[The exercise]
Pull every line that holds the word "Speed" from the entries.
+++ Stored rows
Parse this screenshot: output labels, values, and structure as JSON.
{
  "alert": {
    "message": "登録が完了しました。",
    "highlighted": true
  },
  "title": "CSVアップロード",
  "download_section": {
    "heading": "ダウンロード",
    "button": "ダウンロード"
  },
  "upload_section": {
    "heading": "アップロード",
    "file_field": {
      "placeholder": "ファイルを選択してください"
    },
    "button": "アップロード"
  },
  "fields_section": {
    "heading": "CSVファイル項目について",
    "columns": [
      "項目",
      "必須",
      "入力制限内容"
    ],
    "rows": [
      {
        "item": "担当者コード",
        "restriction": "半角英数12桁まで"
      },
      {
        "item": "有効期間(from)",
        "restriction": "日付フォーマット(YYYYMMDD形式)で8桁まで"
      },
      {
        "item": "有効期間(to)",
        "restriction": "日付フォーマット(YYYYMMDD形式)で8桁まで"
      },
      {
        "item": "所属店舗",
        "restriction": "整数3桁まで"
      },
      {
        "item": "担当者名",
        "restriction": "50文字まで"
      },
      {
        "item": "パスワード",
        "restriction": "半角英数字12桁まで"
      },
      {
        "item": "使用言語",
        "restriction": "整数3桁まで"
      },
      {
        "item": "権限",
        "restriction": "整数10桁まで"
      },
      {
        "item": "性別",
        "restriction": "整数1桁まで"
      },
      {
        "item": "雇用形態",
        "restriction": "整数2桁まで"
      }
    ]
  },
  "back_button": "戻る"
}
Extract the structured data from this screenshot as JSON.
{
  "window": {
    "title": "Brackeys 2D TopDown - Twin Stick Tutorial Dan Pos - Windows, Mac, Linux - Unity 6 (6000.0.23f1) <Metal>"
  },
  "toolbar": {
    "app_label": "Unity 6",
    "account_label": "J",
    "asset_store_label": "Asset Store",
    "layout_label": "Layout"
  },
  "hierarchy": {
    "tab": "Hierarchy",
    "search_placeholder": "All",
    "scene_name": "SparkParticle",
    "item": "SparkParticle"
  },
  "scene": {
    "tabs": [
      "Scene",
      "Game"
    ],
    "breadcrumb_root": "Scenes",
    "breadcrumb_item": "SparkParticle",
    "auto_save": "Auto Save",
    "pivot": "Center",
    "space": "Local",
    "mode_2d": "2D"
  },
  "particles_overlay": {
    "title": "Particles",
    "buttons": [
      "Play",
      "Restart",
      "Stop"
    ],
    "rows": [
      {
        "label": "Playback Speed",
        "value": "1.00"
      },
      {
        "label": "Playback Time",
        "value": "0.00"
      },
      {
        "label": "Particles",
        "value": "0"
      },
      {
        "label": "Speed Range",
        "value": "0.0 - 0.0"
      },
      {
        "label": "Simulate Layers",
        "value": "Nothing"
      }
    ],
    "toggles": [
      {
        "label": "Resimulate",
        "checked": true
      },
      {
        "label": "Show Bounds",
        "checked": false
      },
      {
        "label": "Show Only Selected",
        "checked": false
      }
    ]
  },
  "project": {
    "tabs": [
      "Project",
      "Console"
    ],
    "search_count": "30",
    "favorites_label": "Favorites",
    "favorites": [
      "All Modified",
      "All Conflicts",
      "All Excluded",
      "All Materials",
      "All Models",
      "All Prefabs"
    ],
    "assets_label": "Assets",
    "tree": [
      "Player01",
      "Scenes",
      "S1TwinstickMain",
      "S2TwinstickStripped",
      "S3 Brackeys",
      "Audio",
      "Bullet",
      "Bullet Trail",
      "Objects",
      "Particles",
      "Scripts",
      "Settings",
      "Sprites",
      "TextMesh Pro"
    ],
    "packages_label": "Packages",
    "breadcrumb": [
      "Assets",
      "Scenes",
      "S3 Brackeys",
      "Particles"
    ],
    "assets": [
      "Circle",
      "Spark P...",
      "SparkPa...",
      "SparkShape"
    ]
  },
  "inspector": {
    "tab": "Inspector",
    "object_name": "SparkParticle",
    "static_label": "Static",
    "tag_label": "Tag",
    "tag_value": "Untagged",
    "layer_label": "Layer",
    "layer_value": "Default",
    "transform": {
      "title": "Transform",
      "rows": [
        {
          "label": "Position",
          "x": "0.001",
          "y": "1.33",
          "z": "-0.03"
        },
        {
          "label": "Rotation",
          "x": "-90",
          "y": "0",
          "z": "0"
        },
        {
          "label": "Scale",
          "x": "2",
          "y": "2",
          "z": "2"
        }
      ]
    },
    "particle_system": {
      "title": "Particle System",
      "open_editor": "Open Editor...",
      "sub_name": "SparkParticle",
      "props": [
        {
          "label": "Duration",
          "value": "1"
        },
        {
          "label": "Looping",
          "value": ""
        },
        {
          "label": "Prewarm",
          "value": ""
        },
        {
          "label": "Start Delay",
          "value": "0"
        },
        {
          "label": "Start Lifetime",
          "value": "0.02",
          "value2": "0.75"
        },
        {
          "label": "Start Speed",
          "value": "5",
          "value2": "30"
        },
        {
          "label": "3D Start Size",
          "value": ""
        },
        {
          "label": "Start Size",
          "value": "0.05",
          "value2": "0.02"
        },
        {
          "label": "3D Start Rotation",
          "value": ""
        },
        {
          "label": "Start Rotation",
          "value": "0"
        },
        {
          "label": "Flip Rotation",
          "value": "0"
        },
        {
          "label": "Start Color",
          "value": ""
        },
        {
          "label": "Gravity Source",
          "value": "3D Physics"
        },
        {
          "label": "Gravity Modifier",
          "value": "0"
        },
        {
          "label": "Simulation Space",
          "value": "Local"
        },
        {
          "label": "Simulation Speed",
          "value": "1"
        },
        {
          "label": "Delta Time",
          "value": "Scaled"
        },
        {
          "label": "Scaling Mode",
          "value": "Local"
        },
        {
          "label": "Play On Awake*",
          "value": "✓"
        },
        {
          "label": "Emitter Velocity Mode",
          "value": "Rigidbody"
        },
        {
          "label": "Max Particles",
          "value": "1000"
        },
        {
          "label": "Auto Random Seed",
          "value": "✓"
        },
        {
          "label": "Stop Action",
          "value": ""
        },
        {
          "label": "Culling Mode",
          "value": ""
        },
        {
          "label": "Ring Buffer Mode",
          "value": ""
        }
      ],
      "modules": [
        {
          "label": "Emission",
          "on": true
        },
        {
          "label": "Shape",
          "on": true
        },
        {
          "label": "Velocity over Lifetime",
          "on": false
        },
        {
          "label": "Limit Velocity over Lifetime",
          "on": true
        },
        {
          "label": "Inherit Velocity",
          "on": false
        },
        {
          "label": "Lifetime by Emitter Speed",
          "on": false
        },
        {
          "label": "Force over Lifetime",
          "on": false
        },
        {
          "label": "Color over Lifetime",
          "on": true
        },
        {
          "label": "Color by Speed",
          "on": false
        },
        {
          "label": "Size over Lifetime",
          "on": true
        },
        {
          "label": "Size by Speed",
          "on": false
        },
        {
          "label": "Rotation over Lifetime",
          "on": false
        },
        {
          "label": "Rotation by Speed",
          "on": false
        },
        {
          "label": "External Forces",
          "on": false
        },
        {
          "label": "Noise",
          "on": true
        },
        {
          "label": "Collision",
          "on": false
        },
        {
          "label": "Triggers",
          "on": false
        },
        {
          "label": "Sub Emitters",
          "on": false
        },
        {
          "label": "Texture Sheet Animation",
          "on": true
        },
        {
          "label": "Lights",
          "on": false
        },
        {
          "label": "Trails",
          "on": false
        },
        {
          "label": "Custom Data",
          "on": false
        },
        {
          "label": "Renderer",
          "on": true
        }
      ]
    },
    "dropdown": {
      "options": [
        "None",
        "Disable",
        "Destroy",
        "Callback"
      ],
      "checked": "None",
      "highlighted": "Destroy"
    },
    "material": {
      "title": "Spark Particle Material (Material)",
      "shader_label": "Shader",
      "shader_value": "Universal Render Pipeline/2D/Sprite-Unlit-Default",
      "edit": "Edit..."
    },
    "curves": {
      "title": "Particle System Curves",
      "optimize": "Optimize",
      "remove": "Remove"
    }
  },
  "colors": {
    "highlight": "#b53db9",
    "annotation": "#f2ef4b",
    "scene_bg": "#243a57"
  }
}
++++++
[In response]
        "label": "Playback Speed",
        "label": "Speed Range",
          "label": "Start Speed",
          "label": "Simulation Speed",
          "label": "Lifetime by Emitter Speed",
          "label": "Color by Speed",
          "label": "Size by Speed",
          "label": "Rotation by Speed",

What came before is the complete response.